DATA TO PROCESS
===

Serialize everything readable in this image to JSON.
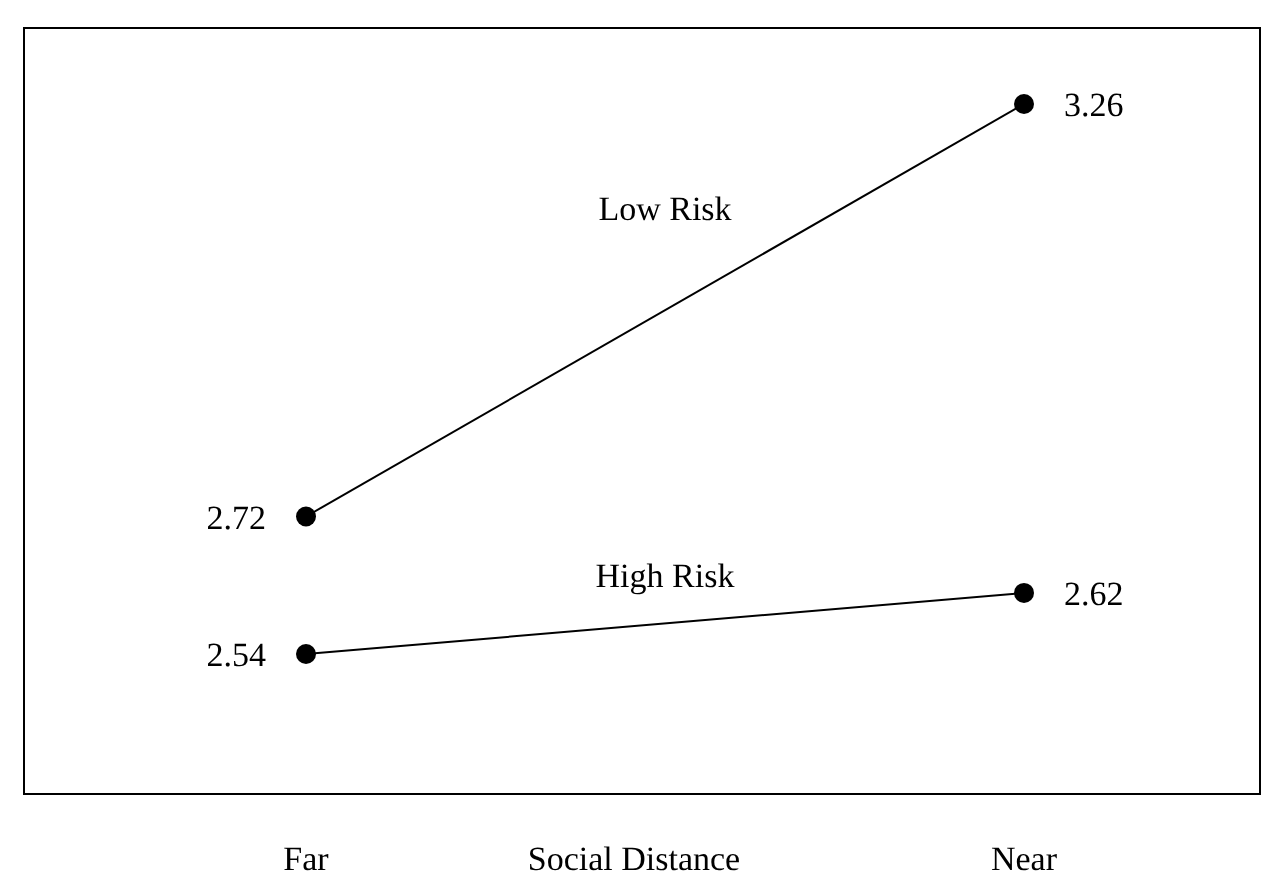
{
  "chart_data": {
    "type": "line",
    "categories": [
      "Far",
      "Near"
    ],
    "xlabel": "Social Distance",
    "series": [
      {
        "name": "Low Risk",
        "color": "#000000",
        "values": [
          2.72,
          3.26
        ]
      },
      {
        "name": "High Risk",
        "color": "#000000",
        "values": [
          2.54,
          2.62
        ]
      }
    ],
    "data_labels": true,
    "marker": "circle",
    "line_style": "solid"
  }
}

===

GOAL OF THE EXERCISE
Copy all the records above exactly, but leave out the pictures.

THE OUTPUT
Serialize everything readable in this image to JSON.
{
  "chart_data": {
    "type": "line",
    "categories": [
      "Far",
      "Near"
    ],
    "xlabel": "Social Distance",
    "series": [
      {
        "name": "Low Risk",
        "color": "#000000",
        "values": [
          2.72,
          3.26
        ]
      },
      {
        "name": "High Risk",
        "color": "#000000",
        "values": [
          2.54,
          2.62
        ]
      }
    ],
    "data_labels": true,
    "marker": "circle",
    "line_style": "solid"
  }
}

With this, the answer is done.